>> start MATERIAL PROVIDED
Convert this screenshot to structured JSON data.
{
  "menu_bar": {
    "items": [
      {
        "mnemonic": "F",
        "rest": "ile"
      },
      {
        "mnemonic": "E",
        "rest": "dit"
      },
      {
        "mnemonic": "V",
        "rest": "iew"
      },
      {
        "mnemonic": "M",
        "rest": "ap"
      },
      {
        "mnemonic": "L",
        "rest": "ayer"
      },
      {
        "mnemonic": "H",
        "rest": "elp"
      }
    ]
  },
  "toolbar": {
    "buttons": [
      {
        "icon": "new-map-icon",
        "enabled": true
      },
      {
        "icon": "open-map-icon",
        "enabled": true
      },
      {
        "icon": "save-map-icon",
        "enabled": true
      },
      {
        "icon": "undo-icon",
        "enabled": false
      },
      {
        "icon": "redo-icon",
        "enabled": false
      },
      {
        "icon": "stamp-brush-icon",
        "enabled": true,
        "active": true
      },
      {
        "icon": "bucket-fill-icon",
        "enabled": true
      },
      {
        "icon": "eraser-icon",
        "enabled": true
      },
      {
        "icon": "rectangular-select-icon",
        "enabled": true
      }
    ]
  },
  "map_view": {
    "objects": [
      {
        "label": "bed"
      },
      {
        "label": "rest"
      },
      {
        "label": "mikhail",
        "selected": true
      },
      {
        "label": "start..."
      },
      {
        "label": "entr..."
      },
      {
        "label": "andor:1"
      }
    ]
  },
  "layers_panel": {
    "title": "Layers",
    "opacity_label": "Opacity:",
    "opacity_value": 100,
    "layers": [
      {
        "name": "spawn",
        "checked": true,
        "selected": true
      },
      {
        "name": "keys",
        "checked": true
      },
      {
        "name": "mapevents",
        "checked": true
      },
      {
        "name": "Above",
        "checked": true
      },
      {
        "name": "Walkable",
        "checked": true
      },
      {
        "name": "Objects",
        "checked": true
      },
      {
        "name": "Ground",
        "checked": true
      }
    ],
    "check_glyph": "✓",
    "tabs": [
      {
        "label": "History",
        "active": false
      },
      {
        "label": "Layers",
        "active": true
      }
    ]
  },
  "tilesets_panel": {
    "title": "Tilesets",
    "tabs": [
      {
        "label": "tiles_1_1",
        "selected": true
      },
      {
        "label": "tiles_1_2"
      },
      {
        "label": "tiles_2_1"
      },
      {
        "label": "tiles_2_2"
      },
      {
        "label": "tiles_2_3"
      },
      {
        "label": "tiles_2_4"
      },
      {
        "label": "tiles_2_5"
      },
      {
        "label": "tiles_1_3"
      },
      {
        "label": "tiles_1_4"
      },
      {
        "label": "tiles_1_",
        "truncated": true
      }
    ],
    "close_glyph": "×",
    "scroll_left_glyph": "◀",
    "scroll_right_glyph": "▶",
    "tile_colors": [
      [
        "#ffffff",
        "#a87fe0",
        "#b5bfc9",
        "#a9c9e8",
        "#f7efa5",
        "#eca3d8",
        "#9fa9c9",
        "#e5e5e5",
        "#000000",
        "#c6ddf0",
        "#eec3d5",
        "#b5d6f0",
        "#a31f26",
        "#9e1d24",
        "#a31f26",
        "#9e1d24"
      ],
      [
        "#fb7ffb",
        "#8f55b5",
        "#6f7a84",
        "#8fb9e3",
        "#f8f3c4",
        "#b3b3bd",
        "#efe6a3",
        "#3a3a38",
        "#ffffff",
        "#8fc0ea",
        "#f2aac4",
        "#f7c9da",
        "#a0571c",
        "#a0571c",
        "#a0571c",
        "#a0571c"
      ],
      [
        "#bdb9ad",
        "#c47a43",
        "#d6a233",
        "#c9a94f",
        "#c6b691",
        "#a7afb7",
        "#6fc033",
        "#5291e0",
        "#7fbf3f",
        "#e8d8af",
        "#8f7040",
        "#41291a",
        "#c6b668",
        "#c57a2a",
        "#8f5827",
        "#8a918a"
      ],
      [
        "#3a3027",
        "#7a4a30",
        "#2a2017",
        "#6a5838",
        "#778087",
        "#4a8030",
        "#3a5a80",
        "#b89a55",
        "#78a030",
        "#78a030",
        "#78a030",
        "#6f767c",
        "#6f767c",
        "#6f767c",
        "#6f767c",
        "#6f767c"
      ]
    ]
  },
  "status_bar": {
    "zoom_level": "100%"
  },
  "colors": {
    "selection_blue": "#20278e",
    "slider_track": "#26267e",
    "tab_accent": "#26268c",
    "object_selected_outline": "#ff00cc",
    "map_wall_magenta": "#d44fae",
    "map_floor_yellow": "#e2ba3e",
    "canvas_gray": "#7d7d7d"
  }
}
>> end MATERIAL PROVIDED
• **REQUIREMENTS**
Extract the entries above verbatim.

• **WRITTEN ANSWER**
Convert this screenshot to structured JSON data.
{
  "menu_bar": {
    "items": [
      {
        "mnemonic": "F",
        "rest": "ile"
      },
      {
        "mnemonic": "E",
        "rest": "dit"
      },
      {
        "mnemonic": "V",
        "rest": "iew"
      },
      {
        "mnemonic": "M",
        "rest": "ap"
      },
      {
        "mnemonic": "L",
        "rest": "ayer"
      },
      {
        "mnemonic": "H",
        "rest": "elp"
      }
    ]
  },
  "toolbar": {
    "buttons": [
      {
        "icon": "new-map-icon",
        "enabled": true
      },
      {
        "icon": "open-map-icon",
        "enabled": true
      },
      {
        "icon": "save-map-icon",
        "enabled": true
      },
      {
        "icon": "undo-icon",
        "enabled": false
      },
      {
        "icon": "redo-icon",
        "enabled": false
      },
      {
        "icon": "stamp-brush-icon",
        "enabled": true,
        "active": true
      },
      {
        "icon": "bucket-fill-icon",
        "enabled": true
      },
      {
        "icon": "eraser-icon",
        "enabled": true
      },
      {
        "icon": "rectangular-select-icon",
        "enabled": true
      }
    ]
  },
  "map_view": {
    "objects": [
      {
        "label": "bed"
      },
      {
        "label": "rest"
      },
      {
        "label": "mikhail",
        "selected": true
      },
      {
        "label": "start..."
      },
      {
        "label": "entr..."
      },
      {
        "label": "andor:1"
      }
    ]
  },
  "layers_panel": {
    "title": "Layers",
    "opacity_label": "Opacity:",
    "opacity_value": 100,
    "layers": [
      {
        "name": "spawn",
        "checked": true,
        "selected": true
      },
      {
        "name": "keys",
        "checked": true
      },
      {
        "name": "mapevents",
        "checked": true
      },
      {
        "name": "Above",
        "checked": true
      },
      {
        "name": "Walkable",
        "checked": true
      },
      {
        "name": "Objects",
        "checked": true
      },
      {
        "name": "Ground",
        "checked": true
      }
    ],
    "check_glyph": "✓",
    "tabs": [
      {
        "label": "History",
        "active": false
      },
      {
        "label": "Layers",
        "active": true
      }
    ]
  },
  "tilesets_panel": {
    "title": "Tilesets",
    "tabs": [
      {
        "label": "tiles_1_1",
        "selected": true
      },
      {
        "label": "tiles_1_2"
      },
      {
        "label": "tiles_2_1"
      },
      {
        "label": "tiles_2_2"
      },
      {
        "label": "tiles_2_3"
      },
      {
        "label": "tiles_2_4"
      },
      {
        "label": "tiles_2_5"
      },
      {
        "label": "tiles_1_3"
      },
      {
        "label": "tiles_1_4"
      },
      {
        "label": "tiles_1_",
        "truncated": true
      }
    ],
    "close_glyph": "×",
    "scroll_left_glyph": "◀",
    "scroll_right_glyph": "▶",
    "tile_colors": [
      [
        "#ffffff",
        "#a87fe0",
        "#b5bfc9",
        "#a9c9e8",
        "#f7efa5",
        "#eca3d8",
        "#9fa9c9",
        "#e5e5e5",
        "#000000",
        "#c6ddf0",
        "#eec3d5",
        "#b5d6f0",
        "#a31f26",
        "#9e1d24",
        "#a31f26",
        "#9e1d24"
      ],
      [
        "#fb7ffb",
        "#8f55b5",
        "#6f7a84",
        "#8fb9e3",
        "#f8f3c4",
        "#b3b3bd",
        "#efe6a3",
        "#3a3a38",
        "#ffffff",
        "#8fc0ea",
        "#f2aac4",
        "#f7c9da",
        "#a0571c",
        "#a0571c",
        "#a0571c",
        "#a0571c"
      ],
      [
        "#bdb9ad",
        "#c47a43",
        "#d6a233",
        "#c9a94f",
        "#c6b691",
        "#a7afb7",
        "#6fc033",
        "#5291e0",
        "#7fbf3f",
        "#e8d8af",
        "#8f7040",
        "#41291a",
        "#c6b668",
        "#c57a2a",
        "#8f5827",
        "#8a918a"
      ],
      [
        "#3a3027",
        "#7a4a30",
        "#2a2017",
        "#6a5838",
        "#778087",
        "#4a8030",
        "#3a5a80",
        "#b89a55",
        "#78a030",
        "#78a030",
        "#78a030",
        "#6f767c",
        "#6f767c",
        "#6f767c",
        "#6f767c",
        "#6f767c"
      ]
    ]
  },
  "status_bar": {
    "zoom_level": "100%"
  },
  "colors": {
    "selection_blue": "#20278e",
    "slider_track": "#26267e",
    "tab_accent": "#26268c",
    "object_selected_outline": "#ff00cc",
    "map_wall_magenta": "#d44fae",
    "map_floor_yellow": "#e2ba3e",
    "canvas_gray": "#7d7d7d"
  }
}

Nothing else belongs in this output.